**YOUR GOAL:** Each entry has to be copied exactly, with nothing missed.

═════ WORKING DATA

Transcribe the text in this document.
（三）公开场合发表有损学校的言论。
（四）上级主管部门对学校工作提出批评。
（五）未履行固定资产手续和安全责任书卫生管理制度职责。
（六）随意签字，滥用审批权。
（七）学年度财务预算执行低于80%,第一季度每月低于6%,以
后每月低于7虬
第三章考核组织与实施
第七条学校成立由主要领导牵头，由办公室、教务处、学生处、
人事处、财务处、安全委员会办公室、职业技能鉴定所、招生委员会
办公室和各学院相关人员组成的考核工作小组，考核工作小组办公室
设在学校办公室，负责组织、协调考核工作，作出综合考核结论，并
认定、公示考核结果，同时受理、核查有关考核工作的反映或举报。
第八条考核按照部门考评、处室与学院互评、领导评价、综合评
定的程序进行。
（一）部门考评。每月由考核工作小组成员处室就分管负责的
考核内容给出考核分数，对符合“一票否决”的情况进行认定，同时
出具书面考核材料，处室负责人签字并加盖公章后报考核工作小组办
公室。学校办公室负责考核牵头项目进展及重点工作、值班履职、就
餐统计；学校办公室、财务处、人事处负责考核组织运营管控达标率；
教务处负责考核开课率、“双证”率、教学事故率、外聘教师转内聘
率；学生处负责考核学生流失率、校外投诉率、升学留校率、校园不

══════════

**CORRECT RESULT:**
Transcribe the text in this document.
（三）公开场合发表有损学校的言论。
（四）上级主管部门对学校工作提出批评。
（五）未履行固定资产手续和安全责任书卫生管理制度职责。
（六）随意签字，滥用审批权。
（七）学年度财务预算执行低于80%,第一季度每月低于6%,以
后每月低于7虬
第三章考核组织与实施
第七条学校成立由主要领导牵头，由办公室、教务处、学生处、
人事处、财务处、安全委员会办公室、职业技能鉴定所、招生委员会
办公室和各学院相关人员组成的考核工作小组，考核工作小组办公室
设在学校办公室，负责组织、协调考核工作，作出综合考核结论，并
认定、公示考核结果，同时受理、核查有关考核工作的反映或举报。
第八条考核按照部门考评、处室与学院互评、领导评价、综合评
定的程序进行。
（一）部门考评。每月由考核工作小组成员处室就分管负责的
考核内容给出考核分数，对符合“一票否决”的情况进行认定，同时
出具书面考核材料，处室负责人签字并加盖公章后报考核工作小组办
公室。学校办公室负责考核牵头项目进展及重点工作、值班履职、就
餐统计；学校办公室、财务处、人事处负责考核组织运营管控达标率；
教务处负责考核开课率、“双证”率、教学事故率、外聘教师转内聘
率；学生处负责考核学生流失率、校外投诉率、升学留校率、校园不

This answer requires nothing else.